*What this task involves*: The data must be returned in full and exactly as given.

*Input records*:
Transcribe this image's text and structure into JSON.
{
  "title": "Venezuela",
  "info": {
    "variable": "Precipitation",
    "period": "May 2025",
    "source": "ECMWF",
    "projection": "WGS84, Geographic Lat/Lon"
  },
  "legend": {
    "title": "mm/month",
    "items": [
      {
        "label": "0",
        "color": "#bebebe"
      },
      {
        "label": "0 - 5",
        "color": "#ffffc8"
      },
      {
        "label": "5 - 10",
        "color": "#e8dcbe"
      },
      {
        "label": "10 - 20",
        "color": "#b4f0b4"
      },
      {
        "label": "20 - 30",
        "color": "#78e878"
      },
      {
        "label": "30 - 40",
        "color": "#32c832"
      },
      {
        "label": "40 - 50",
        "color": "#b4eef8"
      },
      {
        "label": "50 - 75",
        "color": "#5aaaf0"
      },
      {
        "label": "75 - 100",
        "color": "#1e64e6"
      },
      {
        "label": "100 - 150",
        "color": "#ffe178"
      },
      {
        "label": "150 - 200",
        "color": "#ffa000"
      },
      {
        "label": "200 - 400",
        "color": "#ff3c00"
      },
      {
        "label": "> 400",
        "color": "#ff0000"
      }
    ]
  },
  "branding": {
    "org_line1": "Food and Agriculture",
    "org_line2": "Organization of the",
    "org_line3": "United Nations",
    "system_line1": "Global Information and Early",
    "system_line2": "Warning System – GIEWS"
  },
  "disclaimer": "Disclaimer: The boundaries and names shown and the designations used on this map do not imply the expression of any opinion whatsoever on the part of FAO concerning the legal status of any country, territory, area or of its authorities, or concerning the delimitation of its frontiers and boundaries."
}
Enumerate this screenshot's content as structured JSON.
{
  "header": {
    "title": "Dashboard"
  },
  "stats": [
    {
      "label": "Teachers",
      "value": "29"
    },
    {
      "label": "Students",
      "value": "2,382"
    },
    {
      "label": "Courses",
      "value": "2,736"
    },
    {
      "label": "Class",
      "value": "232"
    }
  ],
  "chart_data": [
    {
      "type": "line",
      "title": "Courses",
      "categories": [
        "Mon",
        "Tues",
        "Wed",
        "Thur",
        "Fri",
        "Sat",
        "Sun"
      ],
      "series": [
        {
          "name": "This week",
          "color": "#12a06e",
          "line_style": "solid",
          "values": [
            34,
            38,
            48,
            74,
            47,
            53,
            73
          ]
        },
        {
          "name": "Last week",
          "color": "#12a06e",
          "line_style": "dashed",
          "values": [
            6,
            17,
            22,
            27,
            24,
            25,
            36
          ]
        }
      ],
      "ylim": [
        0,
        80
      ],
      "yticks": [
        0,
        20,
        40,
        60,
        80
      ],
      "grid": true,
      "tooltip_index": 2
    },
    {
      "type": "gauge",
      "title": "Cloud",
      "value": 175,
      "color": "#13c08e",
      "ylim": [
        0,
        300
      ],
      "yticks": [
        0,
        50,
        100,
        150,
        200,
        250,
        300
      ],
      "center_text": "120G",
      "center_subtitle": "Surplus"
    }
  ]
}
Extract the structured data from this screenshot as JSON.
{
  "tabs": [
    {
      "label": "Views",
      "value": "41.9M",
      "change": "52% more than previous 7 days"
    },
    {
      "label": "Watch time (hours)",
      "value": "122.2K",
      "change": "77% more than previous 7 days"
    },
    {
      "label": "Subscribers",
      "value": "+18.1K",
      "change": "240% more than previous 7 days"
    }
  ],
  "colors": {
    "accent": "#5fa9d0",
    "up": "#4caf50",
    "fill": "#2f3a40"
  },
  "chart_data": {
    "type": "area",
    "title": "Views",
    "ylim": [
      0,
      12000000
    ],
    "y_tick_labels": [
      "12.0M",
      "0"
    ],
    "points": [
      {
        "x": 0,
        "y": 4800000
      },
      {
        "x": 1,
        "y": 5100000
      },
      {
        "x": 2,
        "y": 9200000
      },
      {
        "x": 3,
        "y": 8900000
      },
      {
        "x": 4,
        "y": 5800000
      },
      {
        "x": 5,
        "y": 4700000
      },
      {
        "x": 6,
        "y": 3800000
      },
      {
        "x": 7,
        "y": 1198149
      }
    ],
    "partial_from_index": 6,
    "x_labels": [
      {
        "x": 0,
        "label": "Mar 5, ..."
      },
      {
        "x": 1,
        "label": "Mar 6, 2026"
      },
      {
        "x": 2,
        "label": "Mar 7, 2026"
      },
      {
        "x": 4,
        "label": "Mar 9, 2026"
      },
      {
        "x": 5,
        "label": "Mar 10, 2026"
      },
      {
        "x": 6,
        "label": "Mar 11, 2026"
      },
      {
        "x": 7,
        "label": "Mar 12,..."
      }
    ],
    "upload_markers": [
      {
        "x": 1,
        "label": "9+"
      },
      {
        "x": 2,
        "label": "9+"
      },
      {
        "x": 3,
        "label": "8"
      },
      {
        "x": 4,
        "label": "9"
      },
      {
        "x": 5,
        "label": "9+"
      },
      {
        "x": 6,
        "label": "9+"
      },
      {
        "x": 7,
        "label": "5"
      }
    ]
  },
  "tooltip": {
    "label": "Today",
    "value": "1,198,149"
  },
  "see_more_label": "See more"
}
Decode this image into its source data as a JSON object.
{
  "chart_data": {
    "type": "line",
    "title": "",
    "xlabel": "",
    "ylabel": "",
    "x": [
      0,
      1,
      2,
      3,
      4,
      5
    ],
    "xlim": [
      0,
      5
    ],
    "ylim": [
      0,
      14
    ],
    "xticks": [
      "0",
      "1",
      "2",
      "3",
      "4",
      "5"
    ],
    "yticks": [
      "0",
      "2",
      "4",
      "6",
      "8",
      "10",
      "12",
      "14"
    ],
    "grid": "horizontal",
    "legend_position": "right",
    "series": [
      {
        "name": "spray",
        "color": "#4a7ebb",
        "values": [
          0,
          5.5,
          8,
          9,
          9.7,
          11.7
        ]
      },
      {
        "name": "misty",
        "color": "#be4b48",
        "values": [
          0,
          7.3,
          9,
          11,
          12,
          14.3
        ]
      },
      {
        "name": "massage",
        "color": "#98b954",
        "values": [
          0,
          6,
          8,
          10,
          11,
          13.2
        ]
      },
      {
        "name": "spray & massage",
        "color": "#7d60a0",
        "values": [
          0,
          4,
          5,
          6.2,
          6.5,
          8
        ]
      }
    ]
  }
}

*Answer to this exercise*:
Transcribe this image's text and structure into JSON.
{
  "title": "Venezuela",
  "info": {
    "variable": "Precipitation",
    "period": "May 2025",
    "source": "ECMWF",
    "projection": "WGS84, Geographic Lat/Lon"
  },
  "legend": {
    "title": "mm/month",
    "items": [
      {
        "label": "0",
        "color": "#bebebe"
      },
      {
        "label": "0 - 5",
        "color": "#ffffc8"
      },
      {
        "label": "5 - 10",
        "color": "#e8dcbe"
      },
      {
        "label": "10 - 20",
        "color": "#b4f0b4"
      },
      {
        "label": "20 - 30",
        "color": "#78e878"
      },
      {
        "label": "30 - 40",
        "color": "#32c832"
      },
      {
        "label": "40 - 50",
        "color": "#b4eef8"
      },
      {
        "label": "50 - 75",
        "color": "#5aaaf0"
      },
      {
        "label": "75 - 100",
        "color": "#1e64e6"
      },
      {
        "label": "100 - 150",
        "color": "#ffe178"
      },
      {
        "label": "150 - 200",
        "color": "#ffa000"
      },
      {
        "label": "200 - 400",
        "color": "#ff3c00"
      },
      {
        "label": "> 400",
        "color": "#ff0000"
      }
    ]
  },
  "branding": {
    "org_line1": "Food and Agriculture",
    "org_line2": "Organization of the",
    "org_line3": "United Nations",
    "system_line1": "Global Information and Early",
    "system_line2": "Warning System – GIEWS"
  },
  "disclaimer": "Disclaimer: The boundaries and names shown and the designations used on this map do not imply the expression of any opinion whatsoever on the part of FAO concerning the legal status of any country, territory, area or of its authorities, or concerning the delimitation of its frontiers and boundaries."
}
Enumerate this screenshot's content as structured JSON.
{
  "header": {
    "title": "Dashboard"
  },
  "stats": [
    {
      "label": "Teachers",
      "value": "29"
    },
    {
      "label": "Students",
      "value": "2,382"
    },
    {
      "label": "Courses",
      "value": "2,736"
    },
    {
      "label": "Class",
      "value": "232"
    }
  ],
  "chart_data": [
    {
      "type": "line",
      "title": "Courses",
      "categories": [
        "Mon",
        "Tues",
        "Wed",
        "Thur",
        "Fri",
        "Sat",
        "Sun"
      ],
      "series": [
        {
          "name": "This week",
          "color": "#12a06e",
          "line_style": "solid",
          "values": [
            34,
            38,
            48,
            74,
            47,
            53,
            73
          ]
        },
        {
          "name": "Last week",
          "color": "#12a06e",
          "line_style": "dashed",
          "values": [
            6,
            17,
            22,
            27,
            24,
            25,
            36
          ]
        }
      ],
      "ylim": [
        0,
        80
      ],
      "yticks": [
        0,
        20,
        40,
        60,
        80
      ],
      "grid": true,
      "tooltip_index": 2
    },
    {
      "type": "gauge",
      "title": "Cloud",
      "value": 175,
      "color": "#13c08e",
      "ylim": [
        0,
        300
      ],
      "yticks": [
        0,
        50,
        100,
        150,
        200,
        250,
        300
      ],
      "center_text": "120G",
      "center_subtitle": "Surplus"
    }
  ]
}
Extract the structured data from this screenshot as JSON.
{
  "tabs": [
    {
      "label": "Views",
      "value": "41.9M",
      "change": "52% more than previous 7 days"
    },
    {
      "label": "Watch time (hours)",
      "value": "122.2K",
      "change": "77% more than previous 7 days"
    },
    {
      "label": "Subscribers",
      "value": "+18.1K",
      "change": "240% more than previous 7 days"
    }
  ],
  "colors": {
    "accent": "#5fa9d0",
    "up": "#4caf50",
    "fill": "#2f3a40"
  },
  "chart_data": {
    "type": "area",
    "title": "Views",
    "ylim": [
      0,
      12000000
    ],
    "y_tick_labels": [
      "12.0M",
      "0"
    ],
    "points": [
      {
        "x": 0,
        "y": 4800000
      },
      {
        "x": 1,
        "y": 5100000
      },
      {
        "x": 2,
        "y": 9200000
      },
      {
        "x": 3,
        "y": 8900000
      },
      {
        "x": 4,
        "y": 5800000
      },
      {
        "x": 5,
        "y": 4700000
      },
      {
        "x": 6,
        "y": 3800000
      },
      {
        "x": 7,
        "y": 1198149
      }
    ],
    "partial_from_index": 6,
    "x_labels": [
      {
        "x": 0,
        "label": "Mar 5, ..."
      },
      {
        "x": 1,
        "label": "Mar 6, 2026"
      },
      {
        "x": 2,
        "label": "Mar 7, 2026"
      },
      {
        "x": 4,
        "label": "Mar 9, 2026"
      },
      {
        "x": 5,
        "label": "Mar 10, 2026"
      },
      {
        "x": 6,
        "label": "Mar 11, 2026"
      },
      {
        "x": 7,
        "label": "Mar 12,..."
      }
    ],
    "upload_markers": [
      {
        "x": 1,
        "label": "9+"
      },
      {
        "x": 2,
        "label": "9+"
      },
      {
        "x": 3,
        "label": "8"
      },
      {
        "x": 4,
        "label": "9"
      },
      {
        "x": 5,
        "label": "9+"
      },
      {
        "x": 6,
        "label": "9+"
      },
      {
        "x": 7,
        "label": "5"
      }
    ]
  },
  "tooltip": {
    "label": "Today",
    "value": "1,198,149"
  },
  "see_more_label": "See more"
}
Decode this image into its source data as a JSON object.
{
  "chart_data": {
    "type": "line",
    "title": "",
    "xlabel": "",
    "ylabel": "",
    "x": [
      0,
      1,
      2,
      3,
      4,
      5
    ],
    "xlim": [
      0,
      5
    ],
    "ylim": [
      0,
      14
    ],
    "xticks": [
      "0",
      "1",
      "2",
      "3",
      "4",
      "5"
    ],
    "yticks": [
      "0",
      "2",
      "4",
      "6",
      "8",
      "10",
      "12",
      "14"
    ],
    "grid": "horizontal",
    "legend_position": "right",
    "series": [
      {
        "name": "spray",
        "color": "#4a7ebb",
        "values": [
          0,
          5.5,
          8,
          9,
          9.7,
          11.7
        ]
      },
      {
        "name": "misty",
        "color": "#be4b48",
        "values": [
          0,
          7.3,
          9,
          11,
          12,
          14.3
        ]
      },
      {
        "name": "massage",
        "color": "#98b954",
        "values": [
          0,
          6,
          8,
          10,
          11,
          13.2
        ]
      },
      {
        "name": "spray & massage",
        "color": "#7d60a0",
        "values": [
          0,
          4,
          5,
          6.2,
          6.5,
          8
        ]
      }
    ]
  }
}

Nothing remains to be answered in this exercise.